▶ _Work required_: Scan the entries below. List each line with "title".

▶ _Excerpted records_:
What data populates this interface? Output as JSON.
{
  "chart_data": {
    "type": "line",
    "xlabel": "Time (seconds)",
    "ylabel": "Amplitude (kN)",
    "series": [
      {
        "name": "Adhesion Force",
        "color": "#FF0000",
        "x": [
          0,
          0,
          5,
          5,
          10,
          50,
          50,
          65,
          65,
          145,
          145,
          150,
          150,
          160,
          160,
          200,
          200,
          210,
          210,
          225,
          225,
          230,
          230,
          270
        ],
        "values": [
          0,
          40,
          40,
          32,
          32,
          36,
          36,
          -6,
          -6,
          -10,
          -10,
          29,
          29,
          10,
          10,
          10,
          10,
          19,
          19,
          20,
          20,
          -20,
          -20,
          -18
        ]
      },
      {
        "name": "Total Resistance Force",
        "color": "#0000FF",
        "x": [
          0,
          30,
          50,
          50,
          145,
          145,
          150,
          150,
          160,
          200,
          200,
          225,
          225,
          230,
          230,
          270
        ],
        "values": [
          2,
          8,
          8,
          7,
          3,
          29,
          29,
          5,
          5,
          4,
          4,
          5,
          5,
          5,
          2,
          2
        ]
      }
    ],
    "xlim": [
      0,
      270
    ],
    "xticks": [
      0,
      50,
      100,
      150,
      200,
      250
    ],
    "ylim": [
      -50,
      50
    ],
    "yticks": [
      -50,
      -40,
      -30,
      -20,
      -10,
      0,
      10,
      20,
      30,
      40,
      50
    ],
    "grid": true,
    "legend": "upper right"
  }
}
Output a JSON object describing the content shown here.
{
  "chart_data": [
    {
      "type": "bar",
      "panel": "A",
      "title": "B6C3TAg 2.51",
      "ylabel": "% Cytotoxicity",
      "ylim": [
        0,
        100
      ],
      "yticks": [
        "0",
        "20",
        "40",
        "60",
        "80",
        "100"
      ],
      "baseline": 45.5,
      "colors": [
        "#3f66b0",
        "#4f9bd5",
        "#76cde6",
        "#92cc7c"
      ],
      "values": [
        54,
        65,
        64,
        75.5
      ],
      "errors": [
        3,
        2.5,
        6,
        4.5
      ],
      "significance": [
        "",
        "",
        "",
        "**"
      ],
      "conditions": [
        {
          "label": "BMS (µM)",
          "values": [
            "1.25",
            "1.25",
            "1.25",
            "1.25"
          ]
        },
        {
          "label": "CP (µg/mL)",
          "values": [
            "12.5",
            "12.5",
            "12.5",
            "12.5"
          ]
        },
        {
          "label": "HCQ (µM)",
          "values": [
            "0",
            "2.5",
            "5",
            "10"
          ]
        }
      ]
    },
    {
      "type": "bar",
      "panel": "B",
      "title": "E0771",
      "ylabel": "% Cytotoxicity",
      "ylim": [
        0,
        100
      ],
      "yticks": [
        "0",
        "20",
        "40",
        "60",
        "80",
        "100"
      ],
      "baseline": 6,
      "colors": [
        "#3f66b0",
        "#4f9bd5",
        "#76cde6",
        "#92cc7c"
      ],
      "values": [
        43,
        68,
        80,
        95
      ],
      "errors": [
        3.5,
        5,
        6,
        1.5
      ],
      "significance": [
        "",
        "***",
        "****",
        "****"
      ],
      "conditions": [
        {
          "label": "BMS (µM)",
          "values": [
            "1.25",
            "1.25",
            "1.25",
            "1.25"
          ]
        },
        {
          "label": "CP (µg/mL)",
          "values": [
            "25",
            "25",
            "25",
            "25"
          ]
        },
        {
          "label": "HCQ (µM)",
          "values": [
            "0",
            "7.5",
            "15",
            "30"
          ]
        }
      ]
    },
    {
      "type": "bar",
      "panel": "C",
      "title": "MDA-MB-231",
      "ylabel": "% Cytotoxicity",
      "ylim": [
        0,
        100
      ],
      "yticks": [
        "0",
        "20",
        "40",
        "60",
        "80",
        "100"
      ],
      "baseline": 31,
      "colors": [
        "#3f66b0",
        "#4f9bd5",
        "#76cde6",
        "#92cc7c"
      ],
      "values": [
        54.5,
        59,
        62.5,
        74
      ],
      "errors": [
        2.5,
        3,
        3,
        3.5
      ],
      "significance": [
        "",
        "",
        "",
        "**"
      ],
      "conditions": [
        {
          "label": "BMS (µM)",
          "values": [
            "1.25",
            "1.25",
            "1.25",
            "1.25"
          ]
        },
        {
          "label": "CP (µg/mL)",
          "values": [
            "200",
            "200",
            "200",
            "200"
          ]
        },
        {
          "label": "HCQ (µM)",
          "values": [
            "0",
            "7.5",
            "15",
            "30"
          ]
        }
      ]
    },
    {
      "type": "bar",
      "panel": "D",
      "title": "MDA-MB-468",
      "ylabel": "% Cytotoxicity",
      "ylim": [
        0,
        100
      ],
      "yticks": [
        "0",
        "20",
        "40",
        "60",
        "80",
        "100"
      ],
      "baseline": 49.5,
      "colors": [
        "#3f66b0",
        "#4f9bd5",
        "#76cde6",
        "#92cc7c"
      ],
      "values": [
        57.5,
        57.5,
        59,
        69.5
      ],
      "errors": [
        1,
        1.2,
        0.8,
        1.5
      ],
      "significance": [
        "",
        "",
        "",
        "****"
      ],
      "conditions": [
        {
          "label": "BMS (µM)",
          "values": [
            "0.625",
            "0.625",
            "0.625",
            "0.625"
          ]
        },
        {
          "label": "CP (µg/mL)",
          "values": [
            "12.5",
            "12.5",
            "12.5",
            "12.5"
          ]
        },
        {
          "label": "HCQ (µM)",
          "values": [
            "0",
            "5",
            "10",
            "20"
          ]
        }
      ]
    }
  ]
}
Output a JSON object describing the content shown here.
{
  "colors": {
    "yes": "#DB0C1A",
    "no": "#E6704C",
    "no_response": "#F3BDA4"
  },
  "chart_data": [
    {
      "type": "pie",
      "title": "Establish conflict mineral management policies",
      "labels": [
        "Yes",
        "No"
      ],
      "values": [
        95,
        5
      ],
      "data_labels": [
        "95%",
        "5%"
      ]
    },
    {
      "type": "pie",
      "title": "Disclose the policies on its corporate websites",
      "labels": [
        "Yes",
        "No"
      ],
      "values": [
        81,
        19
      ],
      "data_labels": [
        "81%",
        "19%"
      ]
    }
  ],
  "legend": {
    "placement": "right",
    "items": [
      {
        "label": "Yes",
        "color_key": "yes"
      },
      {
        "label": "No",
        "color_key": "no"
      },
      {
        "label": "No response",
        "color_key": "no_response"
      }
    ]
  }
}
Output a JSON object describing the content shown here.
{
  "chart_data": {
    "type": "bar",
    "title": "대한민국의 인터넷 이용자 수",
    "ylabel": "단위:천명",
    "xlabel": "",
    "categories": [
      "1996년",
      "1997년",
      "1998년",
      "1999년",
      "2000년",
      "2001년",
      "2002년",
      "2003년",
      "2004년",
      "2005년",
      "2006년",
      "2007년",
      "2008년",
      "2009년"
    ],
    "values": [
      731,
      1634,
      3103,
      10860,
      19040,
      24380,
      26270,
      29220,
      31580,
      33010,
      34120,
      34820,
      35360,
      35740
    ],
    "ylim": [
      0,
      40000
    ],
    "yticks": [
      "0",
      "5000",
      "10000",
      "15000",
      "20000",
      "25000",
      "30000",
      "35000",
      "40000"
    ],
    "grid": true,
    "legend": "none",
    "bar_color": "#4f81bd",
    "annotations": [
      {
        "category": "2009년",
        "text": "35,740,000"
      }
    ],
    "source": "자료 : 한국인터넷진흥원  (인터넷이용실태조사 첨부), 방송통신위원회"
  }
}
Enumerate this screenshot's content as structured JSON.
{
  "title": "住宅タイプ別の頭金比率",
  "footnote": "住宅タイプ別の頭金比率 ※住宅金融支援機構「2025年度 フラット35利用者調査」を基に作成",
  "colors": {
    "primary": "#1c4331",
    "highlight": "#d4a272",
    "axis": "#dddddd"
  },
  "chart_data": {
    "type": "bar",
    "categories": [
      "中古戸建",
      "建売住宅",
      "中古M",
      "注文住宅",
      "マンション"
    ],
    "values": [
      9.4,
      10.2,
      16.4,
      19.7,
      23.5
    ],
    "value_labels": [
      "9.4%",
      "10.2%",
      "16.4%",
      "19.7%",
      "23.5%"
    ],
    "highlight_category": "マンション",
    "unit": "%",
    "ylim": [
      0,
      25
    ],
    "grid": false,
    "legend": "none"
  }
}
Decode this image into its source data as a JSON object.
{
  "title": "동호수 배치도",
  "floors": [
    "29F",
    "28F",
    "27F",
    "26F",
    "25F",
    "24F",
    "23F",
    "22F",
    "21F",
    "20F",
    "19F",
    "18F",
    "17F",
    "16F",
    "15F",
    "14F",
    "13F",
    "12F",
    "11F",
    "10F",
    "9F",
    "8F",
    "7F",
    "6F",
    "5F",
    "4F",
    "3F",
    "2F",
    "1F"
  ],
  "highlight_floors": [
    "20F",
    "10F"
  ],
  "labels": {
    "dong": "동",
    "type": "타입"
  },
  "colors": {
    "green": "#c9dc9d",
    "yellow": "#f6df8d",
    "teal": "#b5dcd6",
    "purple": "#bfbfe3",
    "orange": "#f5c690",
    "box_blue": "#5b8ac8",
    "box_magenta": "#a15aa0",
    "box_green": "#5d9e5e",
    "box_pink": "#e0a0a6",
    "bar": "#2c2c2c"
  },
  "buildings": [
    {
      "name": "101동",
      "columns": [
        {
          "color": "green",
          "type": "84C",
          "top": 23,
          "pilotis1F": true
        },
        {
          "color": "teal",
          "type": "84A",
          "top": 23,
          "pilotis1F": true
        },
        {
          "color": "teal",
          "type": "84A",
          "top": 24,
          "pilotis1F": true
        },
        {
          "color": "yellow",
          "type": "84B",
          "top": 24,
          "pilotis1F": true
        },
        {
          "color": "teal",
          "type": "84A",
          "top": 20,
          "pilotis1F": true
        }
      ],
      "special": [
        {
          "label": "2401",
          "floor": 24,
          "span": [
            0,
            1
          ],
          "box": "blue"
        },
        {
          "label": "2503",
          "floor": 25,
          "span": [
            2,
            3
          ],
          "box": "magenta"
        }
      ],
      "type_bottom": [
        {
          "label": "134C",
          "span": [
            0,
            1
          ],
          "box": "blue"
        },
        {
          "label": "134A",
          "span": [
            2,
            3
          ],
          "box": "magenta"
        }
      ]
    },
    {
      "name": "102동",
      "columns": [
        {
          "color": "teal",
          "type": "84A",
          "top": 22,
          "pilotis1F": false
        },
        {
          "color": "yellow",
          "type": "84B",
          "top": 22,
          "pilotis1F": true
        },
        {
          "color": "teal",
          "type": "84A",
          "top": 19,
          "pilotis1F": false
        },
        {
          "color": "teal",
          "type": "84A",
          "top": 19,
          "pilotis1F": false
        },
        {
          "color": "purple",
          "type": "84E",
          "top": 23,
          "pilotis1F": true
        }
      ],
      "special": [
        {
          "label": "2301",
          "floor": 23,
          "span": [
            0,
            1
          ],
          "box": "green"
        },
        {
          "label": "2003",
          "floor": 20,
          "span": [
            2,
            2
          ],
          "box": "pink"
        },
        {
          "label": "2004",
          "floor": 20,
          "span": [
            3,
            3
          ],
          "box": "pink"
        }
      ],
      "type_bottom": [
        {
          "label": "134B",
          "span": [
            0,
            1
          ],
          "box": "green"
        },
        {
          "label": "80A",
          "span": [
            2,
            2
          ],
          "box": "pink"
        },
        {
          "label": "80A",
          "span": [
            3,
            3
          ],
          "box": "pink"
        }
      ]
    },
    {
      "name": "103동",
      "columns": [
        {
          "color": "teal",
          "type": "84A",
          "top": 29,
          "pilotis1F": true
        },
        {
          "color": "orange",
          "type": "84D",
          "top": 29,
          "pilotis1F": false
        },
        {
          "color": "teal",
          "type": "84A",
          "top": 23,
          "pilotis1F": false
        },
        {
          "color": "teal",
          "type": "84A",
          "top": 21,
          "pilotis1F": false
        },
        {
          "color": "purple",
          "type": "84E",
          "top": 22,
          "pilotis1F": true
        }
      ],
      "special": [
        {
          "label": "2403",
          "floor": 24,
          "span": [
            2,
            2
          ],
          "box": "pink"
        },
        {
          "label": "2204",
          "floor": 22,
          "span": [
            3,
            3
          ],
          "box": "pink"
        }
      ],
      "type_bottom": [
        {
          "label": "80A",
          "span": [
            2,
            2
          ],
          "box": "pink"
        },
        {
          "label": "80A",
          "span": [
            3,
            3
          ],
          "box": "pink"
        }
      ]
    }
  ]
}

▶ _Problem solution_:
      "title": "B6C3TAg 2.51",
      "title": "E0771",
      "title": "MDA-MB-231",
      "title": "MDA-MB-468",
      "title": "Establish conflict mineral management policies",
      "title": "Disclose the policies on its corporate websites",
    "title": "대한민국의 인터넷 이용자 수",
  "title": "住宅タイプ別の頭金比率",
  "title": "동호수 배치도",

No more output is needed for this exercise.